>> begin Page extract
# keith Michaels Ins plc



## paul creed (Feb 18, 2003)

To anyone still having trouble with insurance,try keith Michaels Insurance Plc.I am 34yrs old with a slightly modded R33 GTS,and i am currently paying £880/year fully comp with good stereo cover and legal expenses,etc.The excess is only £300......................................

Email:[email protected]
Tel:020 8642 7868
020 8643 6006
020 8643 0252


----------



## TOKYO (Jun 28, 2001)

*Cheers Paul*

Just used 'em today through seeing your thread :smokin: .

Thanks again.

Glen


----------



## paul creed (Feb 18, 2003)

*insurance*

Glad to be of some assistance Tokyo,
hope you got a good deal!


----------



## nigel f (Sep 11, 2002)

*Fantastic*

Thanks for posting info about keith Michaels insurance insurance
I have just insured my Primera GT with them, and I will moving the R33 to them when it is up for renewal

Thanks 

They saved me quite a lot of money

Nigel


----------



## wroestar (Jun 28, 2001)

*Blast from the past*

coor, used this lot years ago when I had my Renault 5 Turbo-2, and then initially when I got my Integrale..........but like alot of brokers after the second or third year they were no longer competitive.....so I moved on..........will keep in mind for June renewal
Regards
wroestar


----------



## TOKYO (Jun 28, 2001)

*Good Deal*

Yes I did thanks Paul. As my 32 is 1989 it wasn't recognised on the Norwich Union system so I had to pay an extra premuim because of that. They only went back to 1992 for some strange reason.

Basically saved £800 over the next best quote.

Thanks.

Glen


----------



## charlieskywizmwarr (May 24, 2002)

Just removed myself from the phone with these people.

They wanted to know;

What induction kit is fitted?

what exhaust? " Is it an HKS"

what size wheels?

Cam's?

ECU?

He then told me that standard it is 320 BHP, and not the "276" quoted.

He then told me that I have 600 bhp!!!! (Yippee I've now suddenly got 600!!

He then told me it was 'the end of the day' and explained that I MUST have a dyno readout, otherwise ins. aint worth the paper it's printed on!

So......Doe's that mean that with other companies, I can base my power increase calculations from a 320BHP starting from 'standard datum'

ps. Also wanted to know colour of bog-roll within household

 


Would be interested to hear of your Q&A sessions.


----------



## deano (Jan 26, 2003)

used these to insure my cossie last couple of years and were top notch however told them im buying a skyline gtr and all of a sudden couldnt even get near the price of adrian flux


----------



## mattb (Feb 12, 2002)

I think like all places it depends on who you get. They two guys I spoke to were great.


----------



## RonS (Dec 14, 2001)

*Surprise !!*

Been with KM for years 

Got my renewal today from them, only a £40 rise.... cool , so fully comp with Norwich Union on the old Taxi.... £533, excess only £270, don't think I'll even bother shopping around 

RonS


----------



## Chief (Mar 5, 2003)
>> end Page extract
>> begin Data lines
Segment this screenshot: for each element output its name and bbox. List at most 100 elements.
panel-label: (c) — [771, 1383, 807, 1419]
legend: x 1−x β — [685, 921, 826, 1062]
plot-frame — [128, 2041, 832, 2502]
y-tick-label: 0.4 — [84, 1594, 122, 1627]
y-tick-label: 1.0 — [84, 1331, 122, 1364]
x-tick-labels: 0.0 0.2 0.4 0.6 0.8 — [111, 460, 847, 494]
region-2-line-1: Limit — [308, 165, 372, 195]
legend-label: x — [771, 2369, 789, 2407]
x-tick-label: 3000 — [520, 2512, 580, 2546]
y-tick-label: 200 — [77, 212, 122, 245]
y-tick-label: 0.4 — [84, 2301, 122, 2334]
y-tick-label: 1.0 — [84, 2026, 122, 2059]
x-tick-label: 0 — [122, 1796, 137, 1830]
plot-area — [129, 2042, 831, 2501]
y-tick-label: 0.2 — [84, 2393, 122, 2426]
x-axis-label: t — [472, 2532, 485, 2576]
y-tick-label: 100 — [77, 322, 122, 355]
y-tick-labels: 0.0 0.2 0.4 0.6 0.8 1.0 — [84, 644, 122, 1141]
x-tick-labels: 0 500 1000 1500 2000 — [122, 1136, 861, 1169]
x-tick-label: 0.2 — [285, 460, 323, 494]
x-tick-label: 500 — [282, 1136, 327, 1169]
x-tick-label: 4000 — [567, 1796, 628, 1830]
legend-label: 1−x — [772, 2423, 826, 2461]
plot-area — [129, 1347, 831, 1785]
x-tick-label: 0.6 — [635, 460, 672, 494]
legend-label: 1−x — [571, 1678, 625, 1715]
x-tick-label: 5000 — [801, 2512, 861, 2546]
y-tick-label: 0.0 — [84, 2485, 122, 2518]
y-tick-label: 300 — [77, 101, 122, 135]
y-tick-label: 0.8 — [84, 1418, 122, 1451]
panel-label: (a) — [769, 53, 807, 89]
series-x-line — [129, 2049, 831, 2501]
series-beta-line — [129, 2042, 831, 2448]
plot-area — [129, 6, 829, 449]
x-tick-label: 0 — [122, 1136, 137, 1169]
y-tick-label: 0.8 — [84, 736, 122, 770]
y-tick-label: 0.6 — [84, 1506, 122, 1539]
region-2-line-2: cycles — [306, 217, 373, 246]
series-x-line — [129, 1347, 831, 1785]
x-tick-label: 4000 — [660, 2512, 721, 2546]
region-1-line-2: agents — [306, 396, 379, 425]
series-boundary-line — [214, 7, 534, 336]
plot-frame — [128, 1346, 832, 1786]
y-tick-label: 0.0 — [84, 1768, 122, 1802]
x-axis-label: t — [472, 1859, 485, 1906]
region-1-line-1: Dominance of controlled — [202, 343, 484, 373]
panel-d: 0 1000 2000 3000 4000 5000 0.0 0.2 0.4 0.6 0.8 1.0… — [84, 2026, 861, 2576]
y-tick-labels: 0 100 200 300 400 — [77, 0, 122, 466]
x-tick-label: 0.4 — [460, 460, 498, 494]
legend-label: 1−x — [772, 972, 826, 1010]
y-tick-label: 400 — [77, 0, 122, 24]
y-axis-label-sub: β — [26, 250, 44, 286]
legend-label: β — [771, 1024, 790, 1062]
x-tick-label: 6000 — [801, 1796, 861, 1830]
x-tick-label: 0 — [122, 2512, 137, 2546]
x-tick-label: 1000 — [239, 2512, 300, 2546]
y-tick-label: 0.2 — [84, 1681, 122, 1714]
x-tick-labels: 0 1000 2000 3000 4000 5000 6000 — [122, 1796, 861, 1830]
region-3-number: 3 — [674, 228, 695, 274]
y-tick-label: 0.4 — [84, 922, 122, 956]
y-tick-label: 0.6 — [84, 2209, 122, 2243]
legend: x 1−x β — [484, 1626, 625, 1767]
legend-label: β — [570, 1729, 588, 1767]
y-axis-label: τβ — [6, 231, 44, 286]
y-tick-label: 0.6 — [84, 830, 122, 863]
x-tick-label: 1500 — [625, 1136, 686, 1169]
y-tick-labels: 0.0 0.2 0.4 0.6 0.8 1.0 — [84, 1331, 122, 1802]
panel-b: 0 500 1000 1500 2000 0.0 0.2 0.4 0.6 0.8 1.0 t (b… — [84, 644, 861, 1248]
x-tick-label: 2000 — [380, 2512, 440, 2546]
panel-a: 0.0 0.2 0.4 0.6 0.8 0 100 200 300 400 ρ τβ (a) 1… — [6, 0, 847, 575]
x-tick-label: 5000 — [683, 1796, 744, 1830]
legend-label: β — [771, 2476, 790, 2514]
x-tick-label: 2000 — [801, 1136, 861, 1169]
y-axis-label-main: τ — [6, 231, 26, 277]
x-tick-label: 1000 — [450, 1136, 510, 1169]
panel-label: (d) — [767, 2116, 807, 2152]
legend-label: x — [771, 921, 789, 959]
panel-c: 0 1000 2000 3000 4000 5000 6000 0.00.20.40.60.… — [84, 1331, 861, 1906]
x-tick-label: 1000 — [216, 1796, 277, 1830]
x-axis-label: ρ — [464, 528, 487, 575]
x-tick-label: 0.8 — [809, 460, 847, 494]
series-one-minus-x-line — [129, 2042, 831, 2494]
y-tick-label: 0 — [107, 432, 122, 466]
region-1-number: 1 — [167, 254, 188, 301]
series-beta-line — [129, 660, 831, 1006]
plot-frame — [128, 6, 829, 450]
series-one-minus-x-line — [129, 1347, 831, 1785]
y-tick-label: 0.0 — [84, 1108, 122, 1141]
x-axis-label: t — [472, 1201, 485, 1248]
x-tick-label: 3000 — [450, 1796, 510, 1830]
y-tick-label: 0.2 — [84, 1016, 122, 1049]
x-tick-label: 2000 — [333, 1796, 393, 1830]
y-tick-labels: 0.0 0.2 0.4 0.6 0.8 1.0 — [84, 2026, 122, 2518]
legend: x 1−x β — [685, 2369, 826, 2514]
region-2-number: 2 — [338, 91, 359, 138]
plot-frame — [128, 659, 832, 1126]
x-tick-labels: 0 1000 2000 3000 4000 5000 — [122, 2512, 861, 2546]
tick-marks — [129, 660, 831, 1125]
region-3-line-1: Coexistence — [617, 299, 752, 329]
>> end Data lines
▶ Given instruction
Resume the insurance thread about Keith Michaels Ins plc, picking up right after its last line.

▶ Solved exercise
I've insured my R33 GT-S with KM too. nI'm 28 with 6 years ncb, living in west london. £1400!!!  All the other companies were quoting over £2000.

Thank god for insurance companies like KM.

CHi


----------



## charlieskywizmwarr (May 24, 2002)

Glad to hear you're all doing so well. They obviously smelt a rat with me. Maybe it's 'cos it's blue 


Hey ho, It's now insured with some others. (using 320 bhp as the bench mark, from our learned friends)


----------



## RonS (Dec 14, 2001)

*Bigger surprise*

Further to my post above, spoke to KM today,... well here's a good wheeze, added my wife to the policy and my premium has... wait for it ..... dropped to just under £500... same excess etc, cool or what ! , best not tell her though 

RonS


----------



## RoboPope (Sep 23, 2001)

Just renewed my insurance with Keith Michaels, all for the bargain price of £1250 given my huge collection of points and mods (all declared for a change both points and mods to a value of 380bhp) and they do my renault for another £300 fully comp too

Paul


----------



## Joss (Jun 27, 2001)

*Tesco*

Well I just tried them for the R34 (with mods) and the chap was very nice but said that they couldn't get close to Tesco's £1736 (4 years no claims) .. and that with the mods they'd prolly be twice Tesco's cost!

Thought you'd like to know.

- Joss


----------



## charlieskywizmwarr (May 24, 2002)

Nice to see that I'm not alone. not gettin the deserved bargain. Could have taken it personally otherwise


----------



## MattPayne (Apr 11, 2002)

*Pukka job mate!!!*

£1120!  fully comp with bussiness use! I wonder if A-Plan can beat that for me! MUCH better than £2000 from Adrian Flux! without Business!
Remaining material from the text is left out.